## WHAT IS ASKED
Keep only the lines that hold the string "JSON", filtering out the rest of the entries below.

------------------------------------------------------------

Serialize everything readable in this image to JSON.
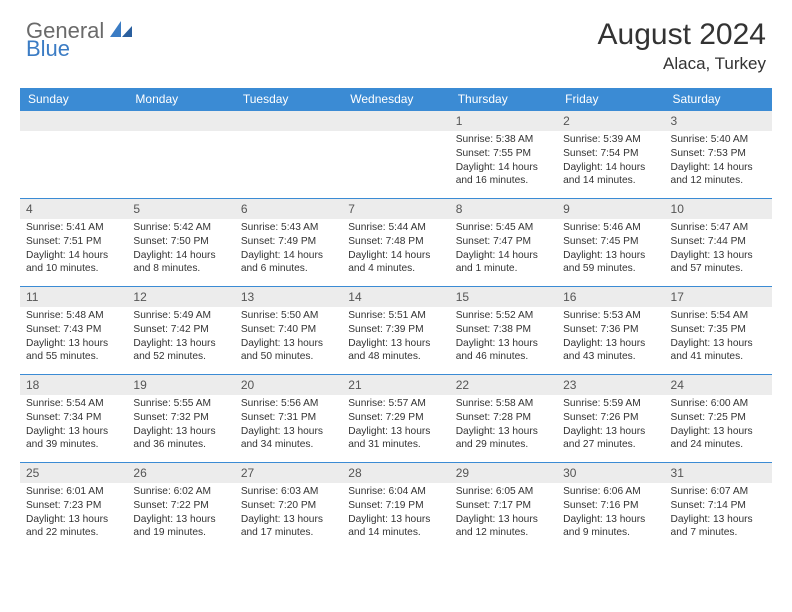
{
  "brand": {
    "general": "General",
    "blue": "Blue"
  },
  "title": "August 2024",
  "location": "Alaca, Turkey",
  "colors": {
    "header_bg": "#3b8bd4",
    "stripe_bg": "#ececec",
    "accent": "#3b7cc4",
    "text": "#333333",
    "logo_gray": "#6a6a6a"
  },
  "weekdays": [
    "Sunday",
    "Monday",
    "Tuesday",
    "Wednesday",
    "Thursday",
    "Friday",
    "Saturday"
  ],
  "weeks": [
    [
      null,
      null,
      null,
      null,
      {
        "n": "1",
        "sr": "5:38 AM",
        "ss": "7:55 PM",
        "dl": "14 hours and 16 minutes."
      },
      {
        "n": "2",
        "sr": "5:39 AM",
        "ss": "7:54 PM",
        "dl": "14 hours and 14 minutes."
      },
      {
        "n": "3",
        "sr": "5:40 AM",
        "ss": "7:53 PM",
        "dl": "14 hours and 12 minutes."
      }
    ],
    [
      {
        "n": "4",
        "sr": "5:41 AM",
        "ss": "7:51 PM",
        "dl": "14 hours and 10 minutes."
      },
      {
        "n": "5",
        "sr": "5:42 AM",
        "ss": "7:50 PM",
        "dl": "14 hours and 8 minutes."
      },
      {
        "n": "6",
        "sr": "5:43 AM",
        "ss": "7:49 PM",
        "dl": "14 hours and 6 minutes."
      },
      {
        "n": "7",
        "sr": "5:44 AM",
        "ss": "7:48 PM",
        "dl": "14 hours and 4 minutes."
      },
      {
        "n": "8",
        "sr": "5:45 AM",
        "ss": "7:47 PM",
        "dl": "14 hours and 1 minute."
      },
      {
        "n": "9",
        "sr": "5:46 AM",
        "ss": "7:45 PM",
        "dl": "13 hours and 59 minutes."
      },
      {
        "n": "10",
        "sr": "5:47 AM",
        "ss": "7:44 PM",
        "dl": "13 hours and 57 minutes."
      }
    ],
    [
      {
        "n": "11",
        "sr": "5:48 AM",
        "ss": "7:43 PM",
        "dl": "13 hours and 55 minutes."
      },
      {
        "n": "12",
        "sr": "5:49 AM",
        "ss": "7:42 PM",
        "dl": "13 hours and 52 minutes."
      },
      {
        "n": "13",
        "sr": "5:50 AM",
        "ss": "7:40 PM",
        "dl": "13 hours and 50 minutes."
      },
      {
        "n": "14",
        "sr": "5:51 AM",
        "ss": "7:39 PM",
        "dl": "13 hours and 48 minutes."
      },
      {
        "n": "15",
        "sr": "5:52 AM",
        "ss": "7:38 PM",
        "dl": "13 hours and 46 minutes."
      },
      {
        "n": "16",
        "sr": "5:53 AM",
        "ss": "7:36 PM",
        "dl": "13 hours and 43 minutes."
      },
      {
        "n": "17",
        "sr": "5:54 AM",
        "ss": "7:35 PM",
        "dl": "13 hours and 41 minutes."
      }
    ],
    [
      {
        "n": "18",
        "sr": "5:54 AM",
        "ss": "7:34 PM",
        "dl": "13 hours and 39 minutes."
      },
      {
        "n": "19",
        "sr": "5:55 AM",
        "ss": "7:32 PM",
        "dl": "13 hours and 36 minutes."
      },
      {
        "n": "20",
        "sr": "5:56 AM",
        "ss": "7:31 PM",
        "dl": "13 hours and 34 minutes."
      },
      {
        "n": "21",
        "sr": "5:57 AM",
        "ss": "7:29 PM",
        "dl": "13 hours and 31 minutes."
      },
      {
        "n": "22",
        "sr": "5:58 AM",
        "ss": "7:28 PM",
        "dl": "13 hours and 29 minutes."
      },
      {
        "n": "23",
        "sr": "5:59 AM",
        "ss": "7:26 PM",
        "dl": "13 hours and 27 minutes."
      },
      {
        "n": "24",
        "sr": "6:00 AM",
        "ss": "7:25 PM",
        "dl": "13 hours and 24 minutes."
      }
    ],
    [
      {
        "n": "25",
        "sr": "6:01 AM",
        "ss": "7:23 PM",
        "dl": "13 hours and 22 minutes."
      },
      {
        "n": "26",
        "sr": "6:02 AM",
        "ss": "7:22 PM",
        "dl": "13 hours and 19 minutes."
      },
      {
        "n": "27",
        "sr": "6:03 AM",
        "ss": "7:20 PM",
        "dl": "13 hours and 17 minutes."
      },
      {
        "n": "28",
        "sr": "6:04 AM",
        "ss": "7:19 PM",
        "dl": "13 hours and 14 minutes."
      },
      {
        "n": "29",
        "sr": "6:05 AM",
        "ss": "7:17 PM",
        "dl": "13 hours and 12 minutes."
      },
      {
        "n": "30",
        "sr": "6:06 AM",
        "ss": "7:16 PM",
        "dl": "13 hours and 9 minutes."
      },
      {
        "n": "31",
        "sr": "6:07 AM",
        "ss": "7:14 PM",
        "dl": "13 hours and 7 minutes."
      }
    ]
  ],
  "labels": {
    "sunrise": "Sunrise:",
    "sunset": "Sunset:",
    "daylight": "Daylight:"
  }
}
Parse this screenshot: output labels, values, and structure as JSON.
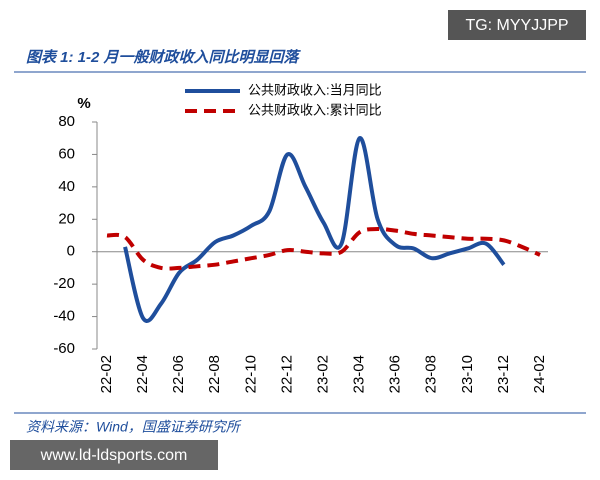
{
  "chart_data": {
    "type": "line",
    "title": "图表 1:  1-2 月一般财政收入同比明显回落",
    "source": "资料来源：Wind，国盛证券研究所",
    "y_label": "%",
    "categories": [
      "22-02",
      null,
      "22-04",
      null,
      "22-06",
      null,
      "22-08",
      null,
      "22-10",
      null,
      "22-12",
      null,
      "23-02",
      null,
      "23-04",
      null,
      "23-06",
      null,
      "23-08",
      null,
      "23-10",
      null,
      "23-12",
      null,
      "24-02"
    ],
    "series": [
      {
        "name": "公共财政收入:当月同比",
        "color": "#1f4e9c",
        "dash": false,
        "values": [
          null,
          3,
          -41,
          -32,
          -13,
          -5,
          6,
          10,
          16,
          25,
          60,
          40,
          18,
          5,
          70,
          20,
          4,
          2,
          -4,
          -1,
          2,
          5,
          -8,
          null,
          null
        ]
      },
      {
        "name": "公共财政收入:累计同比",
        "color": "#c00000",
        "dash": true,
        "values": [
          10,
          9,
          -5,
          -10,
          -10,
          -9,
          -8,
          -6,
          -4,
          -2,
          1,
          0,
          -1,
          0,
          12,
          14,
          13,
          11,
          10,
          9,
          8,
          8,
          7,
          3,
          -2
        ]
      }
    ],
    "ylim": [
      -60,
      80
    ],
    "yticks": [
      -60,
      -40,
      -20,
      0,
      20,
      40,
      60,
      80
    ],
    "grid": false,
    "legend": "top"
  },
  "watermarks": [
    "TG: MYYJJPP",
    "www.ld-ldsports.com"
  ]
}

------------------------------------------------------------

## EXERCISE ANSWER
Serialize everything readable in this image to JSON.
Parse this screenshot: output labels, values, and structure as JSON.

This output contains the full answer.